-- START --
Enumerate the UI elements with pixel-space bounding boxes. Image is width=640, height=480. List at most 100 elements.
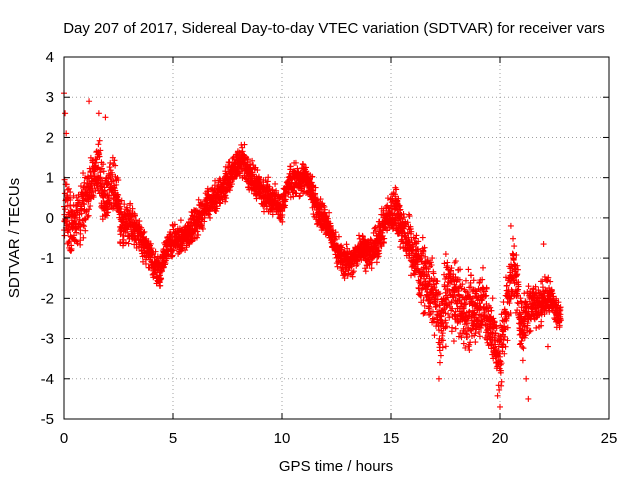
- x-tick-label: 0: [60, 430, 68, 447]
- data-point: [67, 197, 74, 204]
- data-point: [490, 315, 497, 322]
- data-point: [82, 227, 89, 234]
- data-point: [519, 357, 526, 364]
- data-point: [459, 281, 466, 288]
- data-point: [439, 344, 446, 351]
- data-point: [376, 250, 383, 257]
- data-point: [436, 290, 443, 297]
- data-point: [466, 347, 473, 354]
- x-axis-label: GPS time / hours: [279, 458, 393, 475]
- data-point: [65, 229, 72, 236]
- data-point: [541, 311, 548, 318]
- data-point: [553, 295, 560, 302]
- x-tick-label: 20: [492, 430, 509, 447]
- y-tick-label: -1: [41, 250, 54, 267]
- data-point: [513, 252, 520, 259]
- data-point: [504, 324, 511, 331]
- data-point: [518, 337, 525, 344]
- data-point: [85, 206, 92, 213]
- data-point: [524, 322, 531, 329]
- data-point: [214, 205, 221, 212]
- data-point: [544, 277, 551, 284]
- data-point: [488, 307, 495, 314]
- data-point: [485, 308, 492, 315]
- data-point: [326, 209, 333, 216]
- data-point: [492, 330, 499, 337]
- data-point: [182, 247, 189, 254]
- data-point: [548, 287, 555, 294]
- data-point: [193, 234, 200, 241]
- data-point: [157, 282, 164, 289]
- data-point: [343, 241, 350, 248]
- data-point: [476, 300, 483, 307]
- axis-ticks: [63, 56, 610, 420]
- data-point: [132, 217, 139, 224]
- data-point: [527, 327, 534, 334]
- data-point: [417, 255, 424, 262]
- data-point: [62, 110, 69, 117]
- data-point: [141, 228, 148, 235]
- data-point: [439, 332, 446, 339]
- data-point: [482, 293, 489, 300]
- data-point: [462, 277, 469, 284]
- data-point: [109, 171, 116, 178]
- y-tick-label: 4: [46, 49, 54, 66]
- data-point: [507, 222, 514, 229]
- data-point: [557, 317, 564, 324]
- data-point: [504, 337, 511, 344]
- data-point: [438, 313, 445, 320]
- data-point: [547, 278, 554, 285]
- data-point: [444, 283, 451, 290]
- data-point: [442, 251, 449, 258]
- data-point: [532, 283, 539, 290]
- data-point: [525, 395, 532, 402]
- data-point: [147, 240, 154, 247]
- data-point: [467, 284, 474, 291]
- data-point: [514, 292, 521, 299]
- data-point: [96, 137, 103, 144]
- data-point: [459, 305, 466, 312]
- data-point: [118, 197, 125, 204]
- data-point: [436, 347, 443, 354]
- data-point: [266, 183, 273, 190]
- data-point: [439, 330, 446, 337]
- data-point: [406, 213, 413, 220]
- data-point: [502, 308, 509, 315]
- data-point: [124, 226, 131, 233]
- data-point: [272, 180, 279, 187]
- data-point: [70, 192, 77, 199]
- data-point: [519, 343, 526, 350]
- data-point: [142, 260, 149, 267]
- data-point: [497, 403, 503, 410]
- data-point: [105, 170, 112, 177]
- data-point: [297, 192, 304, 199]
- data-point: [510, 276, 517, 283]
- data-point: [430, 318, 437, 325]
- data-point: [475, 328, 482, 335]
- data-point: [449, 324, 456, 331]
- data-point: [92, 159, 99, 166]
- data-point: [296, 193, 303, 200]
- data-point: [476, 333, 483, 340]
- data-point: [432, 304, 439, 311]
- data-point: [112, 162, 119, 169]
- data-point: [384, 226, 391, 233]
- data-point: [422, 309, 429, 316]
- chart-title: Day 207 of 2017, Sidereal Day-to-day VTE…: [63, 20, 605, 37]
- data-point: [525, 283, 532, 290]
- data-point: [96, 153, 103, 160]
- data-point: [107, 159, 114, 166]
- y-tick-label: 2: [46, 129, 54, 146]
- data-point: [472, 339, 479, 346]
- data-point: [62, 206, 69, 213]
- data-point: [254, 167, 261, 174]
- data-point: [106, 164, 113, 171]
- data-point: [279, 218, 286, 225]
- data-point: [107, 167, 114, 174]
- data-point: [533, 324, 540, 331]
- data-point: [421, 302, 428, 309]
- data-point: [521, 290, 528, 297]
- data-point: [356, 235, 363, 242]
- data-point: [350, 268, 357, 275]
- data-point: [245, 156, 252, 163]
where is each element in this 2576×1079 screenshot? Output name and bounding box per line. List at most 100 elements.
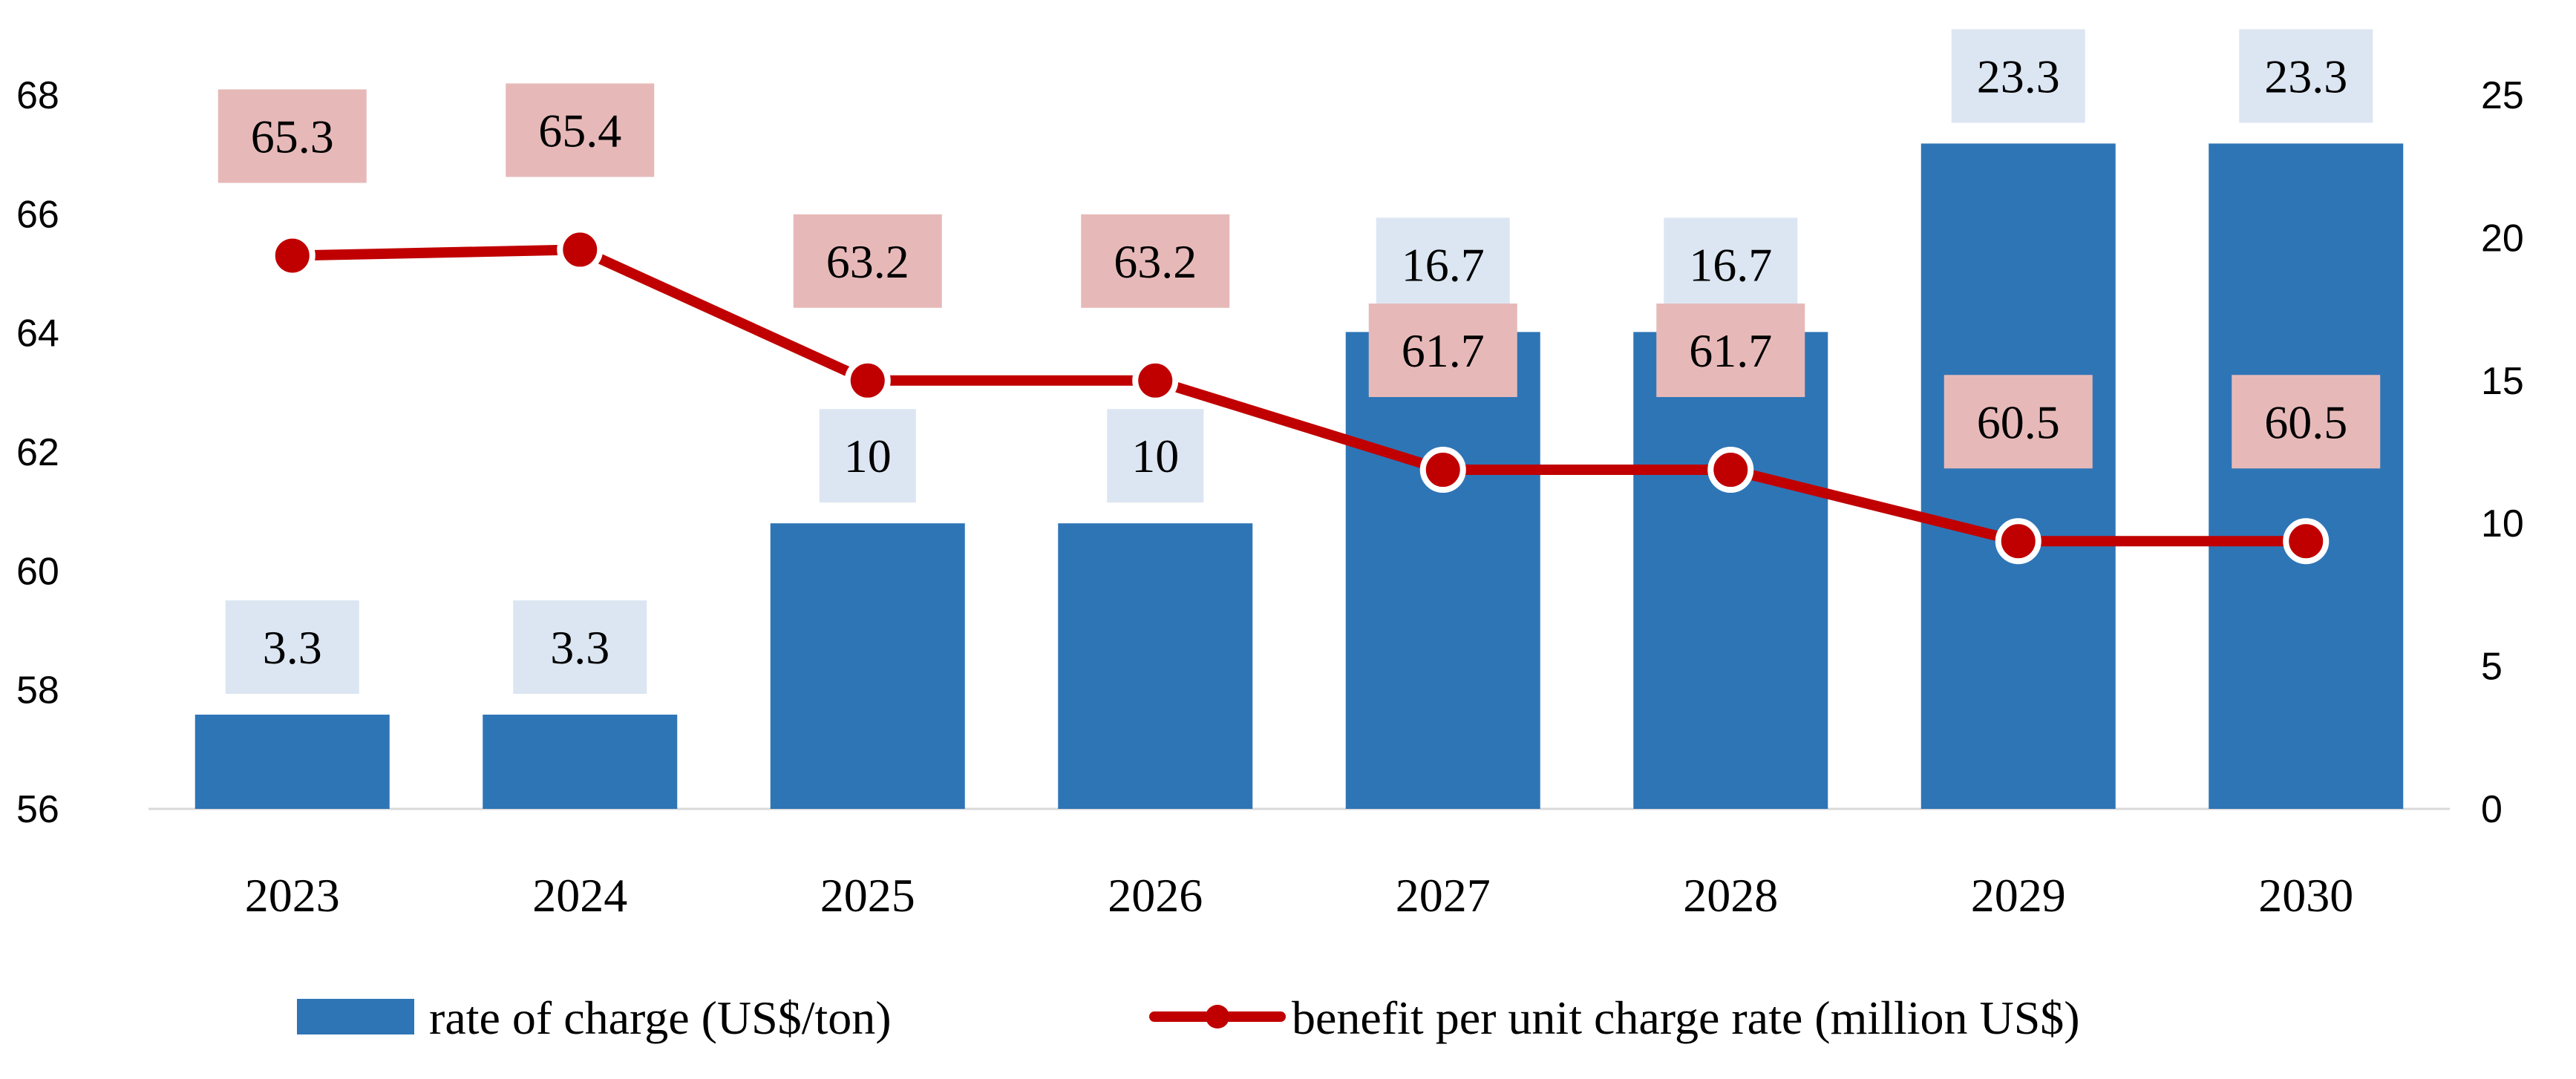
-- END --
SHORT PROBLEM
Rewrite all of the entries above, swapping "List at most 100 elements" for "List no more than 100 elements" and leaving the rest unchanged. Omit the pictures from your answer.

WRITTEN SOLUTION
Enumerate the UI elements with pixel-space bounding boxes. Image is width=640, height=480. List no more than 100 elements.
- x-tick-label: 0: [60, 430, 68, 447]
- data-point: [67, 197, 74, 204]
- data-point: [490, 315, 497, 322]
- data-point: [82, 227, 89, 234]
- data-point: [519, 357, 526, 364]
- data-point: [459, 281, 466, 288]
- data-point: [439, 344, 446, 351]
- data-point: [376, 250, 383, 257]
- data-point: [436, 290, 443, 297]
- data-point: [466, 347, 473, 354]
- x-axis-label: GPS time / hours: [279, 458, 393, 475]
- data-point: [65, 229, 72, 236]
- data-point: [541, 311, 548, 318]
- data-point: [553, 295, 560, 302]
- x-tick-label: 20: [492, 430, 509, 447]
- y-tick-label: -1: [41, 250, 54, 267]
- data-point: [513, 252, 520, 259]
- data-point: [504, 324, 511, 331]
- data-point: [518, 337, 525, 344]
- data-point: [85, 206, 92, 213]
- data-point: [524, 322, 531, 329]
- data-point: [214, 205, 221, 212]
- data-point: [544, 277, 551, 284]
- data-point: [488, 307, 495, 314]
- data-point: [485, 308, 492, 315]
- data-point: [326, 209, 333, 216]
- data-point: [492, 330, 499, 337]
- data-point: [182, 247, 189, 254]
- data-point: [548, 287, 555, 294]
- data-point: [193, 234, 200, 241]
- data-point: [157, 282, 164, 289]
- data-point: [343, 241, 350, 248]
- data-point: [476, 300, 483, 307]
- axis-ticks: [63, 56, 610, 420]
- data-point: [132, 217, 139, 224]
- data-point: [527, 327, 534, 334]
- data-point: [417, 255, 424, 262]
- data-point: [62, 110, 69, 117]
- data-point: [141, 228, 148, 235]
- data-point: [439, 332, 446, 339]
- data-point: [482, 293, 489, 300]
- data-point: [462, 277, 469, 284]
- data-point: [109, 171, 116, 178]
- y-tick-label: 4: [46, 49, 54, 66]
- data-point: [507, 222, 514, 229]
- data-point: [557, 317, 564, 324]
- data-point: [504, 337, 511, 344]
- data-point: [438, 313, 445, 320]
- data-point: [547, 278, 554, 285]
- data-point: [444, 283, 451, 290]
- data-point: [442, 251, 449, 258]
- data-point: [532, 283, 539, 290]
- data-point: [525, 395, 532, 402]
- data-point: [147, 240, 154, 247]
- data-point: [467, 284, 474, 291]
- data-point: [514, 292, 521, 299]
- data-point: [96, 137, 103, 144]
- data-point: [459, 305, 466, 312]
- data-point: [118, 197, 125, 204]
- data-point: [436, 347, 443, 354]
- data-point: [266, 183, 273, 190]
- data-point: [439, 330, 446, 337]
- data-point: [406, 213, 413, 220]
- data-point: [502, 308, 509, 315]
- data-point: [124, 226, 131, 233]
- data-point: [272, 180, 279, 187]
- data-point: [70, 192, 77, 199]
- data-point: [519, 343, 526, 350]
- data-point: [142, 260, 149, 267]
- data-point: [497, 403, 503, 410]
- data-point: [105, 170, 112, 177]
- data-point: [297, 192, 304, 199]
- data-point: [510, 276, 517, 283]
- data-point: [430, 318, 437, 325]
- data-point: [475, 328, 482, 335]
- data-point: [449, 324, 456, 331]
- data-point: [92, 159, 99, 166]
- data-point: [296, 193, 303, 200]
- data-point: [476, 333, 483, 340]
- data-point: [432, 304, 439, 311]
- data-point: [112, 162, 119, 169]
- data-point: [384, 226, 391, 233]
- data-point: [422, 309, 429, 316]
- chart-title: Day 207 of 2017, Sidereal Day-to-day VTE…: [63, 20, 605, 37]
- data-point: [525, 283, 532, 290]
- data-point: [96, 153, 103, 160]
- data-point: [107, 159, 114, 166]
- y-tick-label: 2: [46, 129, 54, 146]
- data-point: [472, 339, 479, 346]
- data-point: [62, 206, 69, 213]
- data-point: [254, 167, 261, 174]
- data-point: [106, 164, 113, 171]
- data-point: [279, 218, 286, 225]
- data-point: [107, 167, 114, 174]
- data-point: [533, 324, 540, 331]
- data-point: [421, 302, 428, 309]
- data-point: [521, 290, 528, 297]
- data-point: [356, 235, 363, 242]
- data-point: [350, 268, 357, 275]
- data-point: [245, 156, 252, 163]
where is each element in this 2576×1079 screenshot? Output name and bounding box per line. List no more than 100 elements.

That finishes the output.